Identify the lines that contain the word "data" and copy each one.

******************************

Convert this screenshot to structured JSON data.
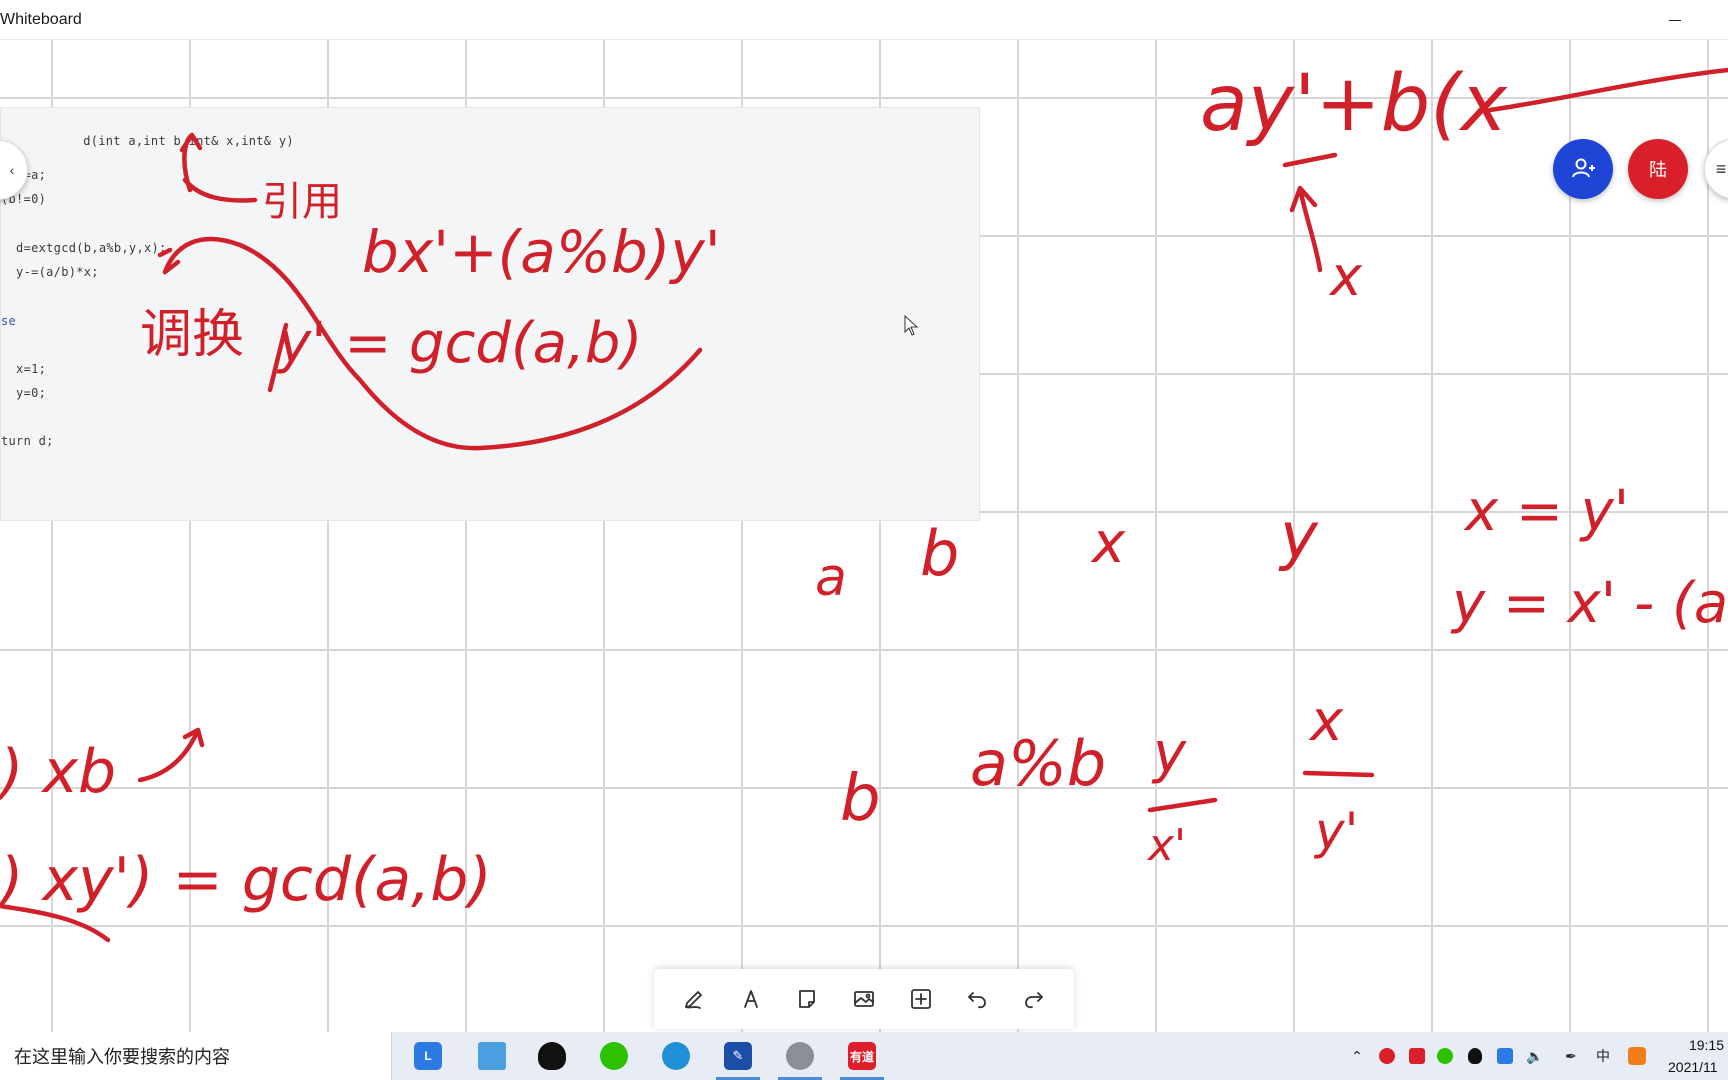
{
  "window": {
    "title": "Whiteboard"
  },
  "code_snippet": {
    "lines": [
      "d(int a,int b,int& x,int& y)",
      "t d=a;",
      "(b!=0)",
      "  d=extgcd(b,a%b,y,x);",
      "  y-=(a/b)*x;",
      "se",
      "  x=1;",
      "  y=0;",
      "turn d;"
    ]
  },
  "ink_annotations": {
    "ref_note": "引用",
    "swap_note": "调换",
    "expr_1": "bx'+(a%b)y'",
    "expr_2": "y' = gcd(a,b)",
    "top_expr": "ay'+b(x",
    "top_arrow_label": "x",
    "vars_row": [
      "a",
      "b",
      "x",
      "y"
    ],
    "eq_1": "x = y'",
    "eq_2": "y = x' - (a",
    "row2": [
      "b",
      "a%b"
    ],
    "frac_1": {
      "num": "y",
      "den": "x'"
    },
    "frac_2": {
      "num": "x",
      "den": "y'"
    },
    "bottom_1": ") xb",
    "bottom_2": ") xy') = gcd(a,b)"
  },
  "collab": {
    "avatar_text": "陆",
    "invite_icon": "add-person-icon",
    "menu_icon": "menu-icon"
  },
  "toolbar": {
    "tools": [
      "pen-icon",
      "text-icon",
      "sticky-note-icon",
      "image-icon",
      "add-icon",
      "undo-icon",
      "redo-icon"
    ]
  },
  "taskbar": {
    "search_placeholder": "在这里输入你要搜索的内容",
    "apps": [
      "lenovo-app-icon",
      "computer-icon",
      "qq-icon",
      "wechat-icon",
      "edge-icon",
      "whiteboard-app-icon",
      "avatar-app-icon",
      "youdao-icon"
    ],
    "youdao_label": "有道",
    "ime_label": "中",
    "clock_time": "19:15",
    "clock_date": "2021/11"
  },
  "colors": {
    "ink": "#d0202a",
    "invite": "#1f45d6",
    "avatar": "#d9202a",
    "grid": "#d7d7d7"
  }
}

******************************

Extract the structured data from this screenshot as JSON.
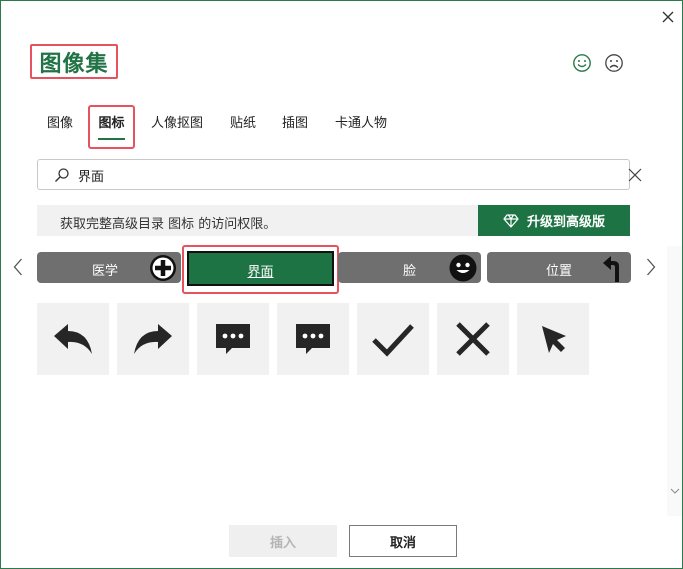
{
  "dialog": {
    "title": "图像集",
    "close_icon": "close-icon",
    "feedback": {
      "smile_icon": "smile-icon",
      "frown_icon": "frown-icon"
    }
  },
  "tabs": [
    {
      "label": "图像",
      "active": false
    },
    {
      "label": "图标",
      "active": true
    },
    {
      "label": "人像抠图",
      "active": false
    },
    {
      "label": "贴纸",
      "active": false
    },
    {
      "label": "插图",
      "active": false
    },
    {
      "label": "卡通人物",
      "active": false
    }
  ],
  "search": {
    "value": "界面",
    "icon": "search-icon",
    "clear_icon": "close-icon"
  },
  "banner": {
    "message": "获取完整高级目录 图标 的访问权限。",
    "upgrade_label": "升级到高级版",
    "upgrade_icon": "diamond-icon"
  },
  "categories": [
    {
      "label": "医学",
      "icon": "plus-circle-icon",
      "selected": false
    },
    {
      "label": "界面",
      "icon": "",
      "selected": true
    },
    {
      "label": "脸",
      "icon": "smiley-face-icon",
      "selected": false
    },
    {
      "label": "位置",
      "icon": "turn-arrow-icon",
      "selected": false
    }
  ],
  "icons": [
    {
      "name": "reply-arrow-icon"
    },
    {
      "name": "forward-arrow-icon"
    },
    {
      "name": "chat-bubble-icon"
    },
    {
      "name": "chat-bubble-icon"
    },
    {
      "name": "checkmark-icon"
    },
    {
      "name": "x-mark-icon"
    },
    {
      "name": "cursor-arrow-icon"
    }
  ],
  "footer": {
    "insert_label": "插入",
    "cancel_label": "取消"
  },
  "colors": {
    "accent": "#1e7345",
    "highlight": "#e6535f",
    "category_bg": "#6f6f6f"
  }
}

******************************

» **SOLUTION TO THIS PROBLEM**:
Convert this screenshot to structured JSON data.
Extract the structured data from this screenshot as JSON.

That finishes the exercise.